#### [TEXT PROVIDED]
[BEGIN]

Citing the current gasoline crisis, the Carter administration yesterday rejected auto industry demands to weaken federal fuel efficiency standards for passenger cars in the early 1980s.
"I've got people all over this city in gas lines blocks long," Transportation Secretary Brock Adams said in announcing the government's decision. "We've got to maintain mobility in this country. We are in an energy crunch and it will continue." He said the nation will save 7.7 billion gallons of gasoline by sticking to the standards.
The administration decision came despite months of intensive lobbying by the auto industry to weaken the standards, including White House visits by the top executives of the three major automakers, Ford, General Motors and Chrysler. "They went everyplace in town," Adams said of the industry lobbyists.
The automakers told the Department of Transportation two years ago that they could meet the standards, which call for new car fleets to average 17.5 miles per gallon by 1985.
In recent months, however, industry lobbyists have attempted to persuade the administration that the cost of meeting the standards would be highly inflationary when reflected in new car costs.
Transportation Department officials said the White House was at least particially receptive to those arguments, because General Motors has been the largest and strongest supporter of the administration wage and price guidelines.
But ultimately Adams and Joan Claybrook administrator of the National Highway Traffic Safety Administration held firm. Supported by the current fuel crisis, the two officials were able to preserve the standards despite pressure from the White House and the Department of Commerce which had publicly supported industry arguments.
After yesterday's announcement, Assistant Commerce Secretary for Policy Jerry Jasinowski said "the decision shows that the Department of Transportation has no understanding of the capital, competitive and technological problems facing the auto industry. The problems the industry faces demand a more thorough and objective hearing."
The Transportation Department did make one minor concession, however. It agreed to lower the fuel economy standard from 18 mpg to 17.2 mpg for two wheel-drive light trucks in 1981. But Claybrook said that change was made after the department had studied new data and determined the change to be fair.

[END]

#### [STORED RECORDS]
[BEGIN]

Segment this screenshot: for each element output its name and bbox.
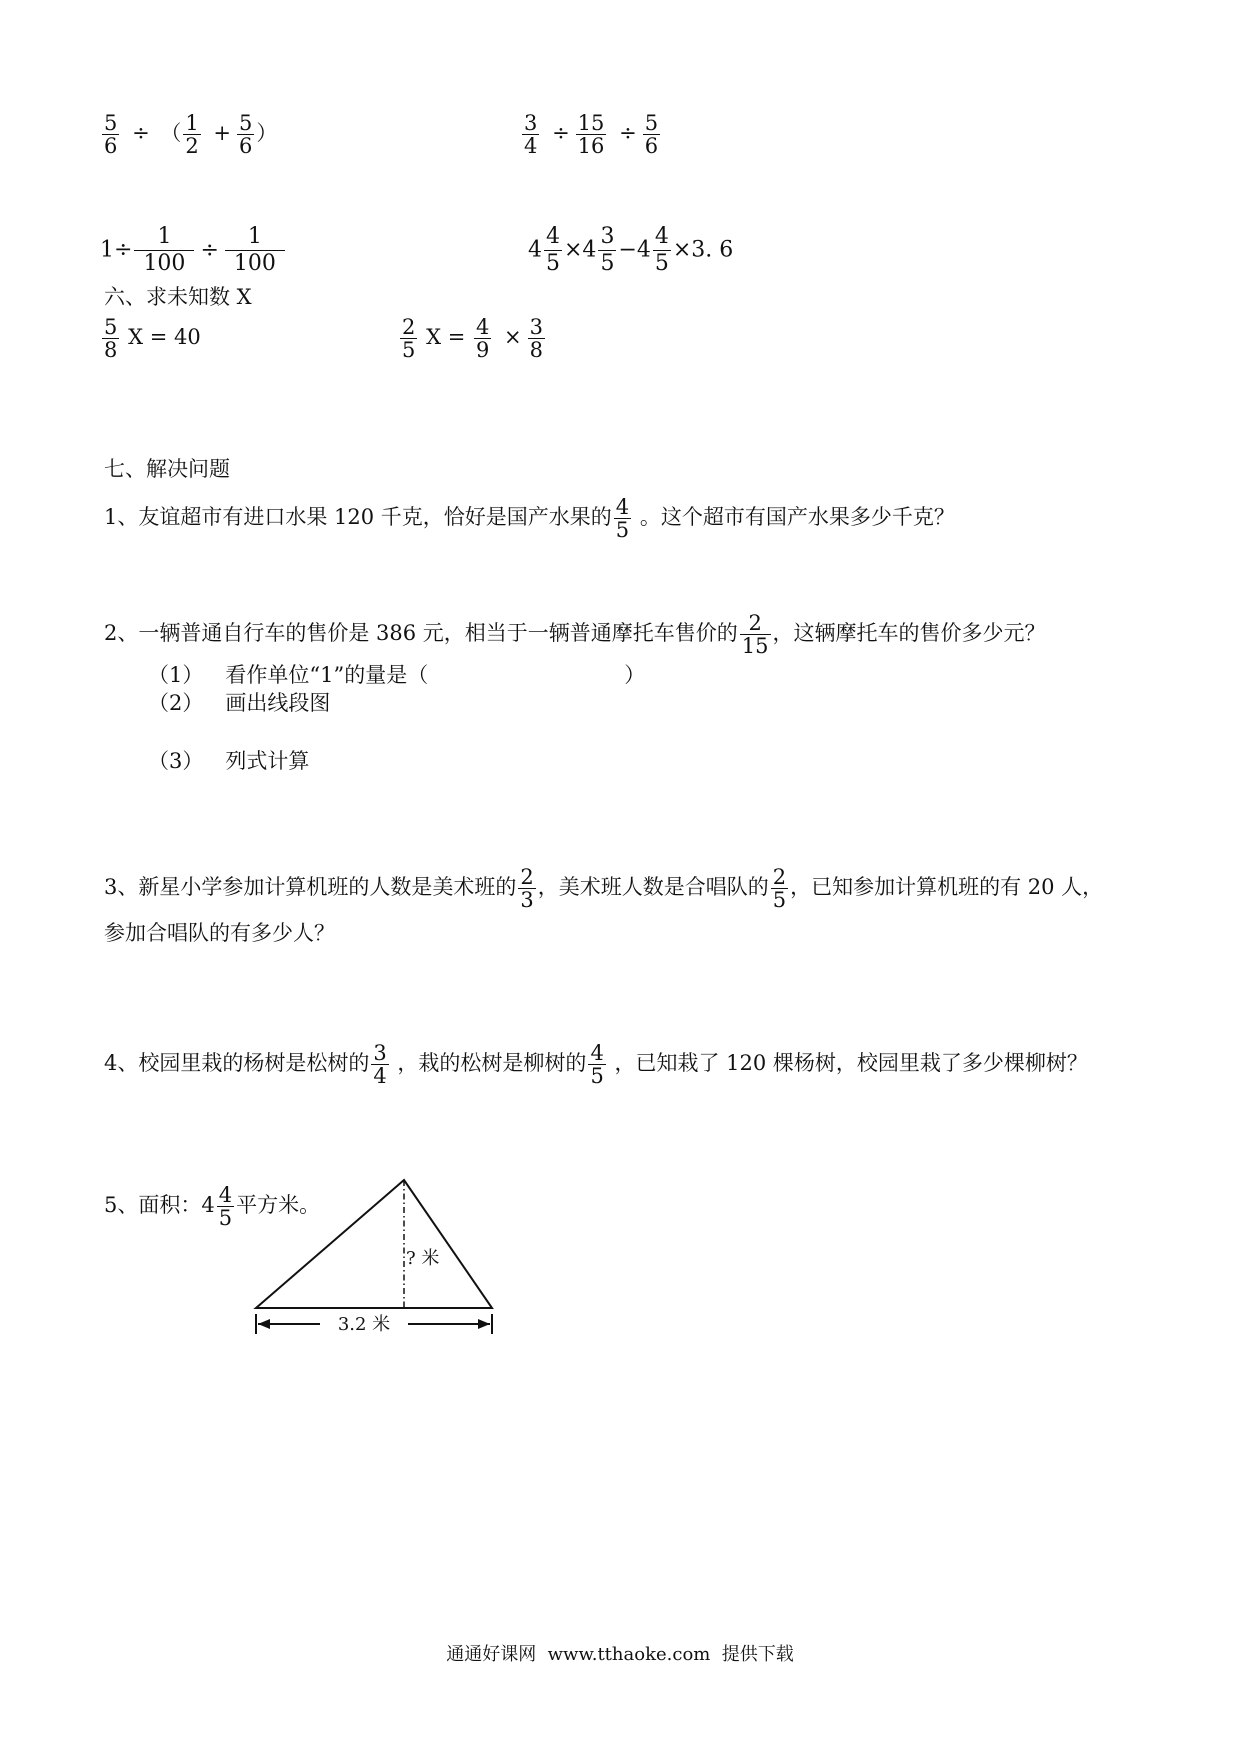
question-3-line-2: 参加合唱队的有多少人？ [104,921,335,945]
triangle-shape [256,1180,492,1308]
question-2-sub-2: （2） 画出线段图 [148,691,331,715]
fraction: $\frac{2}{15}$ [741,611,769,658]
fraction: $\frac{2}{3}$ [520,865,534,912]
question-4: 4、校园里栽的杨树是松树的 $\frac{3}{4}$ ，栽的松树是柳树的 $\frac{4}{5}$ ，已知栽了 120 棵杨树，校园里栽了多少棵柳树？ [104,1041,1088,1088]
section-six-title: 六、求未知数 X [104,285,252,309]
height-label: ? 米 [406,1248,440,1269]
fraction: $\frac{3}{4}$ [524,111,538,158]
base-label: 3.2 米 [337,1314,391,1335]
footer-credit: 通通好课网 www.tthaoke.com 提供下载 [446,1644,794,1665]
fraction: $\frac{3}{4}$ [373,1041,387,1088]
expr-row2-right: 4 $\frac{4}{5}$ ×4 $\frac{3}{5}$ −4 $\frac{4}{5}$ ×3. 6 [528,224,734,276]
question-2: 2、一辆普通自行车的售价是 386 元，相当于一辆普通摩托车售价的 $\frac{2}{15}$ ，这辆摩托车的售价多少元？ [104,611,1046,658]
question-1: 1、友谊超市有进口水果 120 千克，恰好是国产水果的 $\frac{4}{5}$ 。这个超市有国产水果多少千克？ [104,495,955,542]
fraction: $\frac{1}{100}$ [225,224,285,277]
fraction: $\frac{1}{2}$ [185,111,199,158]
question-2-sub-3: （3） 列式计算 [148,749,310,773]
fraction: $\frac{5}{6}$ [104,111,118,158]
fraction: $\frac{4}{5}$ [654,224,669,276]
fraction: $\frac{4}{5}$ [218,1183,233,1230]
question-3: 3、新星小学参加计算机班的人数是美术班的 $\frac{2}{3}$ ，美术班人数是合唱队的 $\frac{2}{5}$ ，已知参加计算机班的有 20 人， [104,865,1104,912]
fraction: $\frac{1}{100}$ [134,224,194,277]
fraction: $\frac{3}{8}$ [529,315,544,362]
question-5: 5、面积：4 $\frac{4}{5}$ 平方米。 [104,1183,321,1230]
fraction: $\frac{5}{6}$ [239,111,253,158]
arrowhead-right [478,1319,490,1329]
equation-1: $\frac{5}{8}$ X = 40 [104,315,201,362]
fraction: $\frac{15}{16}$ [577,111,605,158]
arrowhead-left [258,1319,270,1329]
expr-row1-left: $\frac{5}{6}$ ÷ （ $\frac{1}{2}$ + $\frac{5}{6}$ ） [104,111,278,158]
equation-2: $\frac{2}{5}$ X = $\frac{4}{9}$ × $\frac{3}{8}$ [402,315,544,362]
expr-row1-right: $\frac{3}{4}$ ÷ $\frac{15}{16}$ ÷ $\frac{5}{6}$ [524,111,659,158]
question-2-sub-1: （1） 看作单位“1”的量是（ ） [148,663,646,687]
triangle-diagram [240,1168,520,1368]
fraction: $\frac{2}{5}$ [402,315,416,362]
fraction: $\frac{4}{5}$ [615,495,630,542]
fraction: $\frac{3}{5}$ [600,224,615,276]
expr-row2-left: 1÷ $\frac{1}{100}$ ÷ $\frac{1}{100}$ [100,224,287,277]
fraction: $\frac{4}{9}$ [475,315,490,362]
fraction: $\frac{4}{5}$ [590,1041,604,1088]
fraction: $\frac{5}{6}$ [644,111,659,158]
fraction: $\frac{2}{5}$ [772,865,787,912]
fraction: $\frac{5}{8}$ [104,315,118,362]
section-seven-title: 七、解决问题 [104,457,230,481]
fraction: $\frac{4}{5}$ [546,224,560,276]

[END]
[BEGIN]

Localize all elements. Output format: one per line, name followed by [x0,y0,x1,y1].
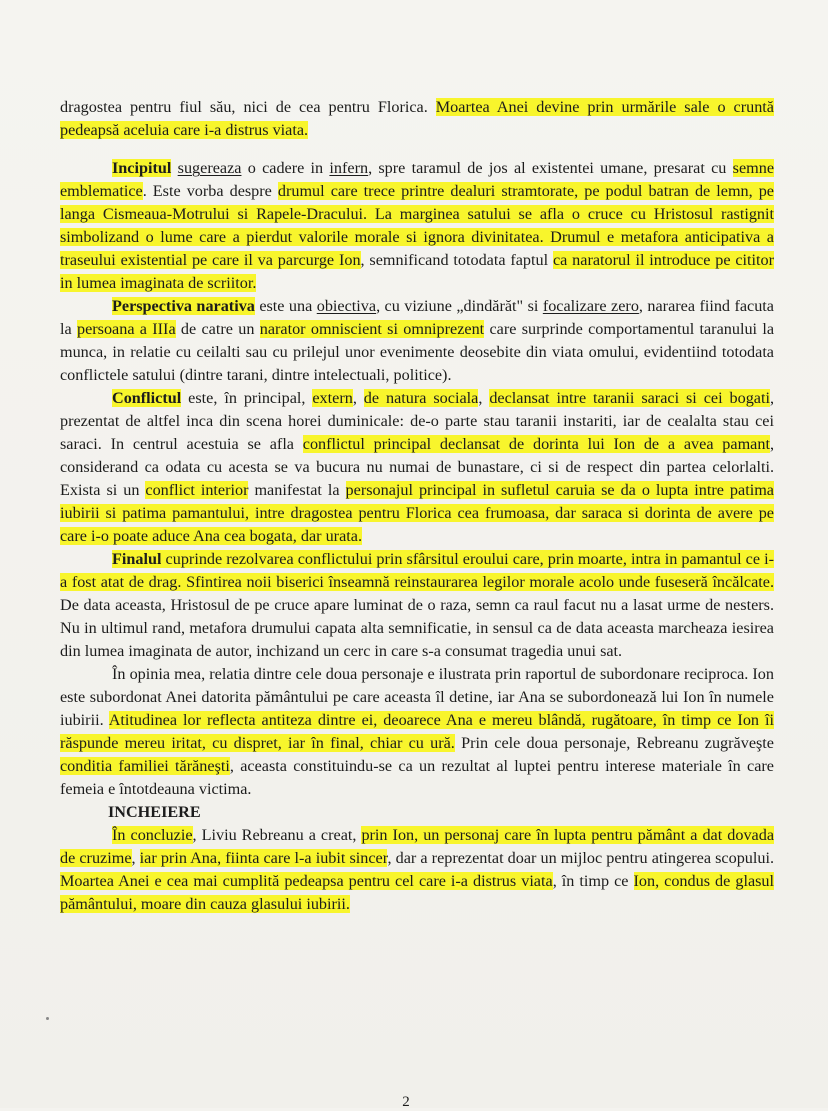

[END]
[BEGIN]

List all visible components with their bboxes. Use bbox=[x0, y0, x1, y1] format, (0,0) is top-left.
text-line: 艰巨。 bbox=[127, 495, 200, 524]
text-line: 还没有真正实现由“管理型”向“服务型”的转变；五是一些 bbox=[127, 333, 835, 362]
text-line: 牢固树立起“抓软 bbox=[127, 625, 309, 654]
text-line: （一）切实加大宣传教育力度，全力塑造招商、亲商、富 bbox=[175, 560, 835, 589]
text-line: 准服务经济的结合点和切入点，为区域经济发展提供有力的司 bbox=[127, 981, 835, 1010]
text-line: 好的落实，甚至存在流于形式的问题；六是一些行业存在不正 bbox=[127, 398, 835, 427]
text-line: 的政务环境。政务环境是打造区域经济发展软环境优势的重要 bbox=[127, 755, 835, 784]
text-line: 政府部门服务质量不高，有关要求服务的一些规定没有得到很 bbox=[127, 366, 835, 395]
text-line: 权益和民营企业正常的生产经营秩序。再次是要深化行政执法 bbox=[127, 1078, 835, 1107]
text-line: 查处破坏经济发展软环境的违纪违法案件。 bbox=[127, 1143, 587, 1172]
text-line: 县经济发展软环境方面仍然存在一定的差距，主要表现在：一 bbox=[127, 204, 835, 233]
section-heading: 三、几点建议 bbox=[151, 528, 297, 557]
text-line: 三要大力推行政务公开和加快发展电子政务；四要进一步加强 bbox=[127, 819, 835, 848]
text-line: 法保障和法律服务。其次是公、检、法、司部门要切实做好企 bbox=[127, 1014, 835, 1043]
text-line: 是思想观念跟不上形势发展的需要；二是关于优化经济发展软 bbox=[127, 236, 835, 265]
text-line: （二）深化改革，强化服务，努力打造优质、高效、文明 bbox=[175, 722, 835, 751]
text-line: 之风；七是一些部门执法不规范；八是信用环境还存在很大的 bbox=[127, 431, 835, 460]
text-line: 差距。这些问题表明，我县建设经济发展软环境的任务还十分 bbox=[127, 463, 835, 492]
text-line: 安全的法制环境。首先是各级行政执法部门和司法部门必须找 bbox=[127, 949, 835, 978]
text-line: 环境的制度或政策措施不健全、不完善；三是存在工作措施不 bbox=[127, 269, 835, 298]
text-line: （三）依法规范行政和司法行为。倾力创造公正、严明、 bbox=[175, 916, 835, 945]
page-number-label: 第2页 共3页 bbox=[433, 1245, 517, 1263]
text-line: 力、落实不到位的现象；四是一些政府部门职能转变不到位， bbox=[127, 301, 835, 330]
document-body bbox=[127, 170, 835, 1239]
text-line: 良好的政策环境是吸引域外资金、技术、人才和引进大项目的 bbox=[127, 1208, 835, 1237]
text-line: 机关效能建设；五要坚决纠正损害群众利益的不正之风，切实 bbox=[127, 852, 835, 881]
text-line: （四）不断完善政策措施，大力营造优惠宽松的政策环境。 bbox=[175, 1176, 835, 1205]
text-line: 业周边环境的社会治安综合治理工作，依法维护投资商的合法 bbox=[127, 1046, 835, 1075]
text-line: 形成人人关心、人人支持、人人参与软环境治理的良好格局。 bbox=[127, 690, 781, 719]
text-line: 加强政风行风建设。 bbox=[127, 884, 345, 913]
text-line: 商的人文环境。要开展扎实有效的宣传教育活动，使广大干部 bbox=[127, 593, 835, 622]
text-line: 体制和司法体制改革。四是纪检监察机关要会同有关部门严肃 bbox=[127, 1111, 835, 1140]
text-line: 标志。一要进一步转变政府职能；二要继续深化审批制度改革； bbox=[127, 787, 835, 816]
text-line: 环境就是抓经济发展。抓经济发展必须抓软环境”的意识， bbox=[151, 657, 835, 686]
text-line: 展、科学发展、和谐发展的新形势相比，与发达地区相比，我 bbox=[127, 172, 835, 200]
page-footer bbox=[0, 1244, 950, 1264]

[END]

#### [GIVEN TASK 1]
Based on the fuel standards article, decide whether each statement agrees with it. Answer yes or no for each, and quote the words that decide it.
(a) The automakers had told the Department of Transportation two years earlier that they could meet the standards.
(b) The Department of Commerce had publicly backed the Transportation Department's position.
(c) The 1981 fuel economy standard for two-wheel-drive light trucks was raised.
#### [GIVEN TASK 2]
According to the fuel standards article, why was the White House at least partly open to the auto industry's inflation arguments? Answer in one to three sentences.
#### [GIVEN TASK 3]
Pick up the fuel standards article after its last sentence and carry it forward.

#### [WRITTEN ANSWER 1]
(a) Yes: "The automakers told the Department of Transportation two years ago that they could meet the standards"
(b) No: "the Department of Commerce which had publicly supported industry arguments"
(c) No: "It agreed to lower the fuel economy standard from 18 mpg to 17.2 mpg for two wheel-drive light trucks in 1981."

#### [WRITTEN ANSWER 2]
Transportation Department officials said the White House was partly receptive because General Motors had been the largest and strongest supporter of the administration's wage and price guidelines.

#### [WRITTEN ANSWER 3]
The fuel economy standards for automobile fleets, the average of all vehicles made by the manufacturer, require the following averages: 1981, 22 miles per gallon; 1982, 24 mpg; 1983, 26 mpg and 1984, 27 mpg. This year's fleets have a 19 mpg requirement. The standards were set in 1977.
General Motors and Ford had requested that those numbers be revised to: 1981, 21.5 mpg; 1982, 23 mpg; 1983, 24.5 mpg and 1984, 26 mpg.
But "after much deliberation," Adams said, "we have decided that the standards originally set by the department are the most equitable for the nation as a whole."
"We have to have vehicles that will run the greatest number of miles on a gallon of gas," Adams said. "This is one of the few ways we have to press American technology to give the consumer a break."
The automakers had argued that if they were given more time to reach the tougher standards, they could ultimately save consumers money through the use of more advanced technology.
But Claybrook responded yesterday by saying "our analysis of the information submitted by Ford and GM indicates that the increases in automobile prices because of industry compliance with the current standards will be more than offest by the overall savings to consumers from reduced gasoline consumption."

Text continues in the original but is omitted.